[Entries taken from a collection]
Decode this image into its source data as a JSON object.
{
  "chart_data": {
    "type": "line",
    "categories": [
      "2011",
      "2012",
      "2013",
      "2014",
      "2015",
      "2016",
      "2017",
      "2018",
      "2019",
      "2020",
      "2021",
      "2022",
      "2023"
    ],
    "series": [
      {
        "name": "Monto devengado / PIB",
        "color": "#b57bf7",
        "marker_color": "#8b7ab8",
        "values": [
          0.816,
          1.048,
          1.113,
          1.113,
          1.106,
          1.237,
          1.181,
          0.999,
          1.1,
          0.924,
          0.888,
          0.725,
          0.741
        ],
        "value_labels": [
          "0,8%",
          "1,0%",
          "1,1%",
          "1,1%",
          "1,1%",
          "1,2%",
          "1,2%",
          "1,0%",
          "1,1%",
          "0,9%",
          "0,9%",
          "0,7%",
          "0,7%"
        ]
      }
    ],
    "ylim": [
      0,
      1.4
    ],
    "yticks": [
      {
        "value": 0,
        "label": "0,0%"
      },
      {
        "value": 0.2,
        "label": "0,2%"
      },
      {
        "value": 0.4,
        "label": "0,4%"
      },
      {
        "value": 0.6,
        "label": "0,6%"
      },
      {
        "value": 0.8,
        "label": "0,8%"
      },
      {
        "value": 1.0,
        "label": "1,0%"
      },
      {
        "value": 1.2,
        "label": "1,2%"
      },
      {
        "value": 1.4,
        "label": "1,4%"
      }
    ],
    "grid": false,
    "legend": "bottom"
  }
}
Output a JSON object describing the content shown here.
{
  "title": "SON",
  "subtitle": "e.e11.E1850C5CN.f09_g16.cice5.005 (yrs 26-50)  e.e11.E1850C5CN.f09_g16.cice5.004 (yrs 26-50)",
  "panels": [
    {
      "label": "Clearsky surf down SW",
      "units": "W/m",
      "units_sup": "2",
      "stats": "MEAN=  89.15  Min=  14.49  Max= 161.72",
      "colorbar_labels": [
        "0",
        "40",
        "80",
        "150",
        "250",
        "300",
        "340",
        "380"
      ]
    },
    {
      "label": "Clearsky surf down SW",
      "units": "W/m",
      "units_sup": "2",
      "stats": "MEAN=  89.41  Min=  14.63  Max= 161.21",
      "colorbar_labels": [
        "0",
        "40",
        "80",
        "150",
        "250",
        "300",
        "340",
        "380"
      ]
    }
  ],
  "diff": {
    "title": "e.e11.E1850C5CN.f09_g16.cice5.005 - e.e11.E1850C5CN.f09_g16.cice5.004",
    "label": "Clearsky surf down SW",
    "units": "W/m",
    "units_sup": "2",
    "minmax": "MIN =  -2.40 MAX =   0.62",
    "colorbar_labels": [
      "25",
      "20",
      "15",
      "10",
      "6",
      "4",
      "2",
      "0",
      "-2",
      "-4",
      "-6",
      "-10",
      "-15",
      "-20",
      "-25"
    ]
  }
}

◆ Do this ◆
All records above must be set down exactly, please.

◆ Solution to the exercise ◆
Decode this image into its source data as a JSON object.
{
  "chart_data": {
    "type": "line",
    "categories": [
      "2011",
      "2012",
      "2013",
      "2014",
      "2015",
      "2016",
      "2017",
      "2018",
      "2019",
      "2020",
      "2021",
      "2022",
      "2023"
    ],
    "series": [
      {
        "name": "Monto devengado / PIB",
        "color": "#b57bf7",
        "marker_color": "#8b7ab8",
        "values": [
          0.816,
          1.048,
          1.113,
          1.113,
          1.106,
          1.237,
          1.181,
          0.999,
          1.1,
          0.924,
          0.888,
          0.725,
          0.741
        ],
        "value_labels": [
          "0,8%",
          "1,0%",
          "1,1%",
          "1,1%",
          "1,1%",
          "1,2%",
          "1,2%",
          "1,0%",
          "1,1%",
          "0,9%",
          "0,9%",
          "0,7%",
          "0,7%"
        ]
      }
    ],
    "ylim": [
      0,
      1.4
    ],
    "yticks": [
      {
        "value": 0,
        "label": "0,0%"
      },
      {
        "value": 0.2,
        "label": "0,2%"
      },
      {
        "value": 0.4,
        "label": "0,4%"
      },
      {
        "value": 0.6,
        "label": "0,6%"
      },
      {
        "value": 0.8,
        "label": "0,8%"
      },
      {
        "value": 1.0,
        "label": "1,0%"
      },
      {
        "value": 1.2,
        "label": "1,2%"
      },
      {
        "value": 1.4,
        "label": "1,4%"
      }
    ],
    "grid": false,
    "legend": "bottom"
  }
}
Output a JSON object describing the content shown here.
{
  "title": "SON",
  "subtitle": "e.e11.E1850C5CN.f09_g16.cice5.005 (yrs 26-50)  e.e11.E1850C5CN.f09_g16.cice5.004 (yrs 26-50)",
  "panels": [
    {
      "label": "Clearsky surf down SW",
      "units": "W/m",
      "units_sup": "2",
      "stats": "MEAN=  89.15  Min=  14.49  Max= 161.72",
      "colorbar_labels": [
        "0",
        "40",
        "80",
        "150",
        "250",
        "300",
        "340",
        "380"
      ]
    },
    {
      "label": "Clearsky surf down SW",
      "units": "W/m",
      "units_sup": "2",
      "stats": "MEAN=  89.41  Min=  14.63  Max= 161.21",
      "colorbar_labels": [
        "0",
        "40",
        "80",
        "150",
        "250",
        "300",
        "340",
        "380"
      ]
    }
  ],
  "diff": {
    "title": "e.e11.E1850C5CN.f09_g16.cice5.005 - e.e11.E1850C5CN.f09_g16.cice5.004",
    "label": "Clearsky surf down SW",
    "units": "W/m",
    "units_sup": "2",
    "minmax": "MIN =  -2.40 MAX =   0.62",
    "colorbar_labels": [
      "25",
      "20",
      "15",
      "10",
      "6",
      "4",
      "2",
      "0",
      "-2",
      "-4",
      "-6",
      "-10",
      "-15",
      "-20",
      "-25"
    ]
  }
}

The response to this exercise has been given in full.